## Aim
Work out the number of lines in the records that include the word "xlabel"; reply with that number alone.

━━━━━ Dataset entries

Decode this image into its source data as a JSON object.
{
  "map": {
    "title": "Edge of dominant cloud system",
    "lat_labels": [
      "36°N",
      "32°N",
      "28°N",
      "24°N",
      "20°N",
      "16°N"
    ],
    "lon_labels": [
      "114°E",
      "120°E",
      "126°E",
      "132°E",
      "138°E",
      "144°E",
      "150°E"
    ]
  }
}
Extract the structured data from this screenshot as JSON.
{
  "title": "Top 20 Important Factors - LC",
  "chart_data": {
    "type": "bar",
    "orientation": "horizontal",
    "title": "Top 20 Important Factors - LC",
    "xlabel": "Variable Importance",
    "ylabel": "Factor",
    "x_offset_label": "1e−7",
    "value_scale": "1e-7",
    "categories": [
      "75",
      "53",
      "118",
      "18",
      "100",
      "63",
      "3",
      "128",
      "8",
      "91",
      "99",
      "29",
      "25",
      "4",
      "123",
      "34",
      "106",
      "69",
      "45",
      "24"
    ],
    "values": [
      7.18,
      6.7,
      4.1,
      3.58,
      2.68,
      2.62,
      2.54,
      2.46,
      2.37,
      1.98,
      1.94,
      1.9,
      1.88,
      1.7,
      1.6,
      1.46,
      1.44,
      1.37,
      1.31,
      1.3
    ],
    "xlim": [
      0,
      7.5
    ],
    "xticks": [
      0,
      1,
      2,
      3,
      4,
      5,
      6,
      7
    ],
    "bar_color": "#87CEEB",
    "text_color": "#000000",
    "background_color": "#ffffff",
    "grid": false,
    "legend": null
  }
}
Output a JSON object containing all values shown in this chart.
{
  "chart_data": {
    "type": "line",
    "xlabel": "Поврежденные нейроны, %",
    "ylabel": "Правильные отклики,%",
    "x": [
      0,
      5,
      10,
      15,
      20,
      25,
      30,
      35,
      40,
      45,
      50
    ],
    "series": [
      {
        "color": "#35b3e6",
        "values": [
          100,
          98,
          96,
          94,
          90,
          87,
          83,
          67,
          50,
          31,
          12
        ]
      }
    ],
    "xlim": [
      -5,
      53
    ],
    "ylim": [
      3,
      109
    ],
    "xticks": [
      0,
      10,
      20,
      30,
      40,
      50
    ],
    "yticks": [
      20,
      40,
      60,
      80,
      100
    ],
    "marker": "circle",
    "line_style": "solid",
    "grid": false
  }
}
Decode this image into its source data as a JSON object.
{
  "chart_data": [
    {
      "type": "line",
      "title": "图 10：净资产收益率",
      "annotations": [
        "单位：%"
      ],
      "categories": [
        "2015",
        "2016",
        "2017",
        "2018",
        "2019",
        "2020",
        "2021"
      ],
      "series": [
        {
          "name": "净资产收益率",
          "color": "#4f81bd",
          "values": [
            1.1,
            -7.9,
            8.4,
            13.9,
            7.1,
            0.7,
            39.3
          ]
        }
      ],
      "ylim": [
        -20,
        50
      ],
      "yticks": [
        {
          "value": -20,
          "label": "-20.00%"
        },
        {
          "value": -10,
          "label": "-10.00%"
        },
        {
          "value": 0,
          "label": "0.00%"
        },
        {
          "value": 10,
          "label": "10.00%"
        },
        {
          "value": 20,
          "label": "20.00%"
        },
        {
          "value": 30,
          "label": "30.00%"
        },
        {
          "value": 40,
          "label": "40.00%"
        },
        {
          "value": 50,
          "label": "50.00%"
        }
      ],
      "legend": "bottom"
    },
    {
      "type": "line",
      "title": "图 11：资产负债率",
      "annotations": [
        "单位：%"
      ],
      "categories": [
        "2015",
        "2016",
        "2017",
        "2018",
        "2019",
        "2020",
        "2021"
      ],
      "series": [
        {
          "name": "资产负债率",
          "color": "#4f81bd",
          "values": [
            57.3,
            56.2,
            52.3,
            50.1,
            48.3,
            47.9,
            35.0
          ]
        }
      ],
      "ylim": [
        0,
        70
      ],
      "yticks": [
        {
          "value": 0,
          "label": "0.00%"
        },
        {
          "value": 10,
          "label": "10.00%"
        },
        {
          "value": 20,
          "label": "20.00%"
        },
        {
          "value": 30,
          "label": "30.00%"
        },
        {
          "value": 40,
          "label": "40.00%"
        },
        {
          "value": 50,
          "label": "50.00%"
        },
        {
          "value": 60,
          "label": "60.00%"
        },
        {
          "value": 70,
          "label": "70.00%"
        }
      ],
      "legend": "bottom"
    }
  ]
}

━━━━━━━━━━

## Output for this exercise
2